Spring Journeys with Edwin Way Teale and Edward Thomas
When I heard that Little Toller were reissuing their edition of Edward Thomas’s In Pursuit of Spring, I couldn’t resist pairing it with Edwin Way Teale’s book about the progress of the season up the United States, North with the Spring. These spring journeys, documented by authors delighting in nature’s bounty and responding with poetry, inspired mixed feelings in me: vicarious nostalgia, but also sadness for all that has been lost since they set out in the 1910s and 1950s, respectively.
It’s hard to live joyfully when evidence of the destruction of nature is overwhelming. Enjoying what still exists doesn’t seem like enough. But it’s a start. So this year I’ve been careful to note every phenological landmark: the first swift, the first hearing of a cuckoo, a rare sighting of a live hedgehog. One day in late April I stood on the towpath for hours watching a cloud of swallows and martins swooping for insects. I’ve also enjoyed watching from my office window as sparrows come and go from a nest box.
North with the Spring by Edwin Way Teale (1951)
I’ve previously reviewed Teale’s Autumn Across America and Springtime in Britain and consider him one of the classic – and most underrated – American nature writers. I was delighted to find a copy of this first seasonal volume on our trip to Northumberland a few years ago. As in the autumn book, he and his wife Nellie undertake a road trip, this time travelling from Florida up to New England, a total of 17,000 miles. Their journey lasted 130 days because instead of waiting for 21 March they started weeks before; spring comes early to the Gulf coast. Their time in Florida feels endless, constituting over a third of the book. Although it’s true that there are (were?) many peerless ecosystems there between the scrub and swamp, I grew impatient to move on to other states. The meet-up with Marjorie Kinnan Rawlings, who took them on a picnic to ‘The Yearling country,’ was a highlight.

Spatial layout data
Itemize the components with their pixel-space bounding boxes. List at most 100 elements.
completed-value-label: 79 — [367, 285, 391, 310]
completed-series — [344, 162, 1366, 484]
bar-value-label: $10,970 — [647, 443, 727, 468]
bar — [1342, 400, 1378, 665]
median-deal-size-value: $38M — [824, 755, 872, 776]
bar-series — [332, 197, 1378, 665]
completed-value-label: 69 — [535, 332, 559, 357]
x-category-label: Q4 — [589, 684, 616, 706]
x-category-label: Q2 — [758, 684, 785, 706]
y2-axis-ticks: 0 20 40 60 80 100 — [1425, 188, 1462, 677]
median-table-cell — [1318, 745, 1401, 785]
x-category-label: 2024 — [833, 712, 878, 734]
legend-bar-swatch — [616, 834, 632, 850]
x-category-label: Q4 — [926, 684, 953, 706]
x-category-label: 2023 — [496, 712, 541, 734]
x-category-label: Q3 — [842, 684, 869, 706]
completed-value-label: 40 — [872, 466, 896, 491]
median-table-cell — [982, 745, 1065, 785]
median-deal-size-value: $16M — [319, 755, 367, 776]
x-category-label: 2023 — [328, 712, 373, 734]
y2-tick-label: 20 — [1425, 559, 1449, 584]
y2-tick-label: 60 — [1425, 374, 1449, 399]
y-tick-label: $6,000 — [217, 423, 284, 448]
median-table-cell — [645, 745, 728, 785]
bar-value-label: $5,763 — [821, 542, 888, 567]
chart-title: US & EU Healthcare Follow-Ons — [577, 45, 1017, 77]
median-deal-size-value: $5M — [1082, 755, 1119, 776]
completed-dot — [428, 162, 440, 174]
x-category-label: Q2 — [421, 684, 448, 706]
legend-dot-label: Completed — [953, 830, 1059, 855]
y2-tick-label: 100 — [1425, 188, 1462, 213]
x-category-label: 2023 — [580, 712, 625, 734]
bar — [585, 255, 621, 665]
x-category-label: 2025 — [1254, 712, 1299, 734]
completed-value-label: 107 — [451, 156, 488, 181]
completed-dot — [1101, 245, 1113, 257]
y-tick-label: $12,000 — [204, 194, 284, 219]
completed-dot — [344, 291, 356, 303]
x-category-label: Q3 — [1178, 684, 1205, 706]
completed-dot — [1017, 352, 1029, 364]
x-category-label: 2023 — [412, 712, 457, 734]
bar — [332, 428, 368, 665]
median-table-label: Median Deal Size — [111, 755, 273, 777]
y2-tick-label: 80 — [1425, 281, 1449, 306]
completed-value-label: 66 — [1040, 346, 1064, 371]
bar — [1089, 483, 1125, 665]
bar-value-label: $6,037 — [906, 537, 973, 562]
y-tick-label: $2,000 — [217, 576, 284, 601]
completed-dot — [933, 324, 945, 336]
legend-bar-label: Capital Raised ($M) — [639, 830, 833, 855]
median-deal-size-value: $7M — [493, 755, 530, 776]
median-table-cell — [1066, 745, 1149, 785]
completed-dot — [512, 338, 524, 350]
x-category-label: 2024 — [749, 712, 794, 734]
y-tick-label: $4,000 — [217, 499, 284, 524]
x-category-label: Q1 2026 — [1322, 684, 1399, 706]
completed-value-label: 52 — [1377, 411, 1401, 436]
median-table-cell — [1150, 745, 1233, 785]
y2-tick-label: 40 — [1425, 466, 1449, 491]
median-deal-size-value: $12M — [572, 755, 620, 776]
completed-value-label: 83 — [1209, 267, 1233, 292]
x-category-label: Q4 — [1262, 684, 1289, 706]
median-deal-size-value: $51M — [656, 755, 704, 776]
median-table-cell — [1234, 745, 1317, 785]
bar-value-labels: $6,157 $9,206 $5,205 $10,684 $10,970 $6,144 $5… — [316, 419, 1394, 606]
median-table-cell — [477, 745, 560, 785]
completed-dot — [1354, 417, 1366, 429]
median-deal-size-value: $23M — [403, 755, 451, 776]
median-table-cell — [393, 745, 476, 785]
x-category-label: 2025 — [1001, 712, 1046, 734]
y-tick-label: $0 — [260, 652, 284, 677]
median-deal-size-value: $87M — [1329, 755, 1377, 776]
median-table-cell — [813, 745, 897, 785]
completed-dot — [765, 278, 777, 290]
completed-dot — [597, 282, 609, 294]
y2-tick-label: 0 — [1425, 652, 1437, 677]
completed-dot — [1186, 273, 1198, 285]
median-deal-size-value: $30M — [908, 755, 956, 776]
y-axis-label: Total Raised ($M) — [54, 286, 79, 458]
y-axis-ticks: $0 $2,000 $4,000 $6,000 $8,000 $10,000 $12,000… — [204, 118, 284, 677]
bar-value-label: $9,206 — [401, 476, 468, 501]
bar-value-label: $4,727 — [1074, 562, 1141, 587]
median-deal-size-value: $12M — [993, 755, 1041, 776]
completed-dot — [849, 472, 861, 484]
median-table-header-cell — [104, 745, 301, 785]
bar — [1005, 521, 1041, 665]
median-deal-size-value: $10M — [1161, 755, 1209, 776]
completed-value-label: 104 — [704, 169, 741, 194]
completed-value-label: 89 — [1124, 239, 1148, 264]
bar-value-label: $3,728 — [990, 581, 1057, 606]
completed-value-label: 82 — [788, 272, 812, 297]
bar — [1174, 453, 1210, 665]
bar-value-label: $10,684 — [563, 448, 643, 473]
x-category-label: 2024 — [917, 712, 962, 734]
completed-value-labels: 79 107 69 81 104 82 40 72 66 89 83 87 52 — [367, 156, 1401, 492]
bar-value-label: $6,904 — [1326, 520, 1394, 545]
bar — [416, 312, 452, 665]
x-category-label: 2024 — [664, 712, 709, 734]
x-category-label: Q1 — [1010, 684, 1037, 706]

→ **CHALLENGE 1**
According to the spring journeys review, why did the Teales' trip last 130 days? Answer in one to three sentences.
→ **CHALLENGE 2**
In the spring journeys review, reproduce the passage between "It’s hard to" and "Way Teale (1951)", inclusive, substituting "riverbank" for "towpath".
This listing was drawn from a different source than the text.

→ **FULL ANSWER 1**
The journey lasted 130 days because the Teales did not wait for 21 March to set out. They began weeks earlier, since spring comes early to the Gulf coast.

→ **FULL ANSWER 2**
It’s hard to live joyfully when evidence of the destruction of nature is overwhelming. Enjoying what still exists doesn’t seem like enough. But it’s a start. So this year I’ve been careful to note every phenological landmark: the first swift, the first hearing of a cuckoo, a rare sighting of a live hedgehog. One day in late April I stood on the riverbank for hours watching a cloud of swallows and martins swooping for insects. I’ve also enjoyed watching from my office window as sparrows come and go from a nest box.
North with the Spring by Edwin Way Teale (1951)